STATED TASK: Below are the records. Gather each line that holds "Engineering".

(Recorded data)
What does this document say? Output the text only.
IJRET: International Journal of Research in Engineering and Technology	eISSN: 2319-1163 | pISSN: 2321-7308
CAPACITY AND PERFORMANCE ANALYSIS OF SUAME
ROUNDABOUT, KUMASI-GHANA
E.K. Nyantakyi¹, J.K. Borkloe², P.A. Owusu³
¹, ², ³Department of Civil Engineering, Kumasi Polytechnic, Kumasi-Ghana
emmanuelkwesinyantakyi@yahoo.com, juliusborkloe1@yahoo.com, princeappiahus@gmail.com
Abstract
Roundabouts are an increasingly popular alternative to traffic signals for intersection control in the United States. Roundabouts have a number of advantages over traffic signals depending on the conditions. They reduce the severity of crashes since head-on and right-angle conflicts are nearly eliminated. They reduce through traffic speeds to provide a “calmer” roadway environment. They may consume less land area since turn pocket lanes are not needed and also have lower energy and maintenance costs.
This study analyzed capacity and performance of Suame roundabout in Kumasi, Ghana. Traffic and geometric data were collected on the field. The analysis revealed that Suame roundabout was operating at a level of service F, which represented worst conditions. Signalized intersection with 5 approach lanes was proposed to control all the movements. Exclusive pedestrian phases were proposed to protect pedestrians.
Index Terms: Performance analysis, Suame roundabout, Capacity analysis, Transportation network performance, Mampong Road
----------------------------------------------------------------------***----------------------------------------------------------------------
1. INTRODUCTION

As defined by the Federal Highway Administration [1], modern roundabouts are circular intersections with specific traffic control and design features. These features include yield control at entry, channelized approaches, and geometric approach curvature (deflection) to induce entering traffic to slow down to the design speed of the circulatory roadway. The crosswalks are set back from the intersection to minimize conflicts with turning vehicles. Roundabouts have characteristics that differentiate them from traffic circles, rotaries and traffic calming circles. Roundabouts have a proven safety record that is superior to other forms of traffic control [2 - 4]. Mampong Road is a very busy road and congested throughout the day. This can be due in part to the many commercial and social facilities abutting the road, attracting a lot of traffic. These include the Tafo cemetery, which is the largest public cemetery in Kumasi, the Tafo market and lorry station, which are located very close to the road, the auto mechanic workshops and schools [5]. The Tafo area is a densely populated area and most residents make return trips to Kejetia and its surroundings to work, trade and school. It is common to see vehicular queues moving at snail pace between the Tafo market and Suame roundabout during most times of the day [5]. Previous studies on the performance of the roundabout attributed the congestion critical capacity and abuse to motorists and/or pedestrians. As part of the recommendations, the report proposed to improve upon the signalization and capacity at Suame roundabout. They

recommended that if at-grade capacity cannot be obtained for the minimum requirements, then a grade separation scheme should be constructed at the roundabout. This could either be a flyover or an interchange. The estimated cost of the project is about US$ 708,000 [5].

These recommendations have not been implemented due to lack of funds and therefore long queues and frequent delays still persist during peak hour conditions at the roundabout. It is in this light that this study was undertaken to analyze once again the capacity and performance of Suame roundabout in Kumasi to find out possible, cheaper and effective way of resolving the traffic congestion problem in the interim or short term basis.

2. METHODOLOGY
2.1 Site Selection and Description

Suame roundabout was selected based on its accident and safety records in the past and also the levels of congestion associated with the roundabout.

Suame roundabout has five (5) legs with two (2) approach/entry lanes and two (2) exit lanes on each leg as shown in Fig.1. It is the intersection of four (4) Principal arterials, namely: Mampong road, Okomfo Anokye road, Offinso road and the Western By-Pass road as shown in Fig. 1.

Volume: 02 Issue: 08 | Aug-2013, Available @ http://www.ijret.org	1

EXERCISE ANSWER:
IJRET: International Journal of Research in Engineering and Technology	eISSN: 2319-1163 | pISSN: 2321-7308
¹, ², ³Department of Civil Engineering, Kumasi Polytechnic, Kumasi-Ghana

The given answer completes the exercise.